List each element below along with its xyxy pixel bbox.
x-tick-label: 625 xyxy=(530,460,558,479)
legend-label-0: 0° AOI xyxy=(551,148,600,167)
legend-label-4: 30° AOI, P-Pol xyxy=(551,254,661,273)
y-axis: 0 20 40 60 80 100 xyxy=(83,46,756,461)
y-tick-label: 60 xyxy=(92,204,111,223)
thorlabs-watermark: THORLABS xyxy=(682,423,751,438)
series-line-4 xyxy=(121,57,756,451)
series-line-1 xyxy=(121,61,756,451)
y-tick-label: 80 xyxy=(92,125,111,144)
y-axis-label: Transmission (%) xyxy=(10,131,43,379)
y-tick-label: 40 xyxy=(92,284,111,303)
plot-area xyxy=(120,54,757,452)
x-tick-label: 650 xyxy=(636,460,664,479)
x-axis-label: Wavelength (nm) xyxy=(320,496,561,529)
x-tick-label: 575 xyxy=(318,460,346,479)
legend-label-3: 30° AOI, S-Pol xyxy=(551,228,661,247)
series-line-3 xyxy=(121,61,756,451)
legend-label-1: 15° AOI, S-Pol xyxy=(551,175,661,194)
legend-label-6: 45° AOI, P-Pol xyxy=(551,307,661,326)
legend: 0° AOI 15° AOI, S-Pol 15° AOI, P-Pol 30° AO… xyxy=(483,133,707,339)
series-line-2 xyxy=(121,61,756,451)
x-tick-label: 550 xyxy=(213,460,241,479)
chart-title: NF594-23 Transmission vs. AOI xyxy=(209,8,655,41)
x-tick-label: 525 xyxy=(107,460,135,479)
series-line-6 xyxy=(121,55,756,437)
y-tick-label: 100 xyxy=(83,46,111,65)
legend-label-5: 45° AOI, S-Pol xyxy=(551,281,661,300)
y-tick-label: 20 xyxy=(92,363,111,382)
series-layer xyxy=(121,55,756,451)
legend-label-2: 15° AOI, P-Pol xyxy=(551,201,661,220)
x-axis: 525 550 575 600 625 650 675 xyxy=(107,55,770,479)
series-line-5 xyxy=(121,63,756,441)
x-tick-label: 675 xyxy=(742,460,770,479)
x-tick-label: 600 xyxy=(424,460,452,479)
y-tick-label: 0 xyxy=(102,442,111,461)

──────────

Exercise details: Could you copy every line of the records above, character for character, without changing anything?

Final result:
List each element below along with its xyxy pixel bbox.
x-tick-label: 625 xyxy=(530,460,558,479)
legend-label-0: 0° AOI xyxy=(551,148,600,167)
legend-label-4: 30° AOI, P-Pol xyxy=(551,254,661,273)
y-axis: 0 20 40 60 80 100 xyxy=(83,46,756,461)
y-tick-label: 60 xyxy=(92,204,111,223)
thorlabs-watermark: THORLABS xyxy=(682,423,751,438)
series-line-4 xyxy=(121,57,756,451)
series-line-1 xyxy=(121,61,756,451)
y-tick-label: 80 xyxy=(92,125,111,144)
y-axis-label: Transmission (%) xyxy=(10,131,43,379)
y-tick-label: 40 xyxy=(92,284,111,303)
plot-area xyxy=(120,54,757,452)
x-tick-label: 650 xyxy=(636,460,664,479)
x-axis-label: Wavelength (nm) xyxy=(320,496,561,529)
x-tick-label: 575 xyxy=(318,460,346,479)
legend-label-3: 30° AOI, S-Pol xyxy=(551,228,661,247)
series-line-3 xyxy=(121,61,756,451)
legend-label-1: 15° AOI, S-Pol xyxy=(551,175,661,194)
legend-label-6: 45° AOI, P-Pol xyxy=(551,307,661,326)
legend: 0° AOI 15° AOI, S-Pol 15° AOI, P-Pol 30° AO… xyxy=(483,133,707,339)
series-line-2 xyxy=(121,61,756,451)
x-tick-label: 550 xyxy=(213,460,241,479)
chart-title: NF594-23 Transmission vs. AOI xyxy=(209,8,655,41)
x-tick-label: 525 xyxy=(107,460,135,479)
series-line-6 xyxy=(121,55,756,437)
y-tick-label: 100 xyxy=(83,46,111,65)
legend-label-5: 45° AOI, S-Pol xyxy=(551,281,661,300)
y-tick-label: 20 xyxy=(92,363,111,382)
series-layer xyxy=(121,55,756,451)
legend-label-2: 15° AOI, P-Pol xyxy=(551,201,661,220)
x-axis: 525 550 575 600 625 650 675 xyxy=(107,55,770,479)
series-line-5 xyxy=(121,63,756,441)
x-tick-label: 675 xyxy=(742,460,770,479)
x-tick-label: 600 xyxy=(424,460,452,479)
y-tick-label: 0 xyxy=(102,442,111,461)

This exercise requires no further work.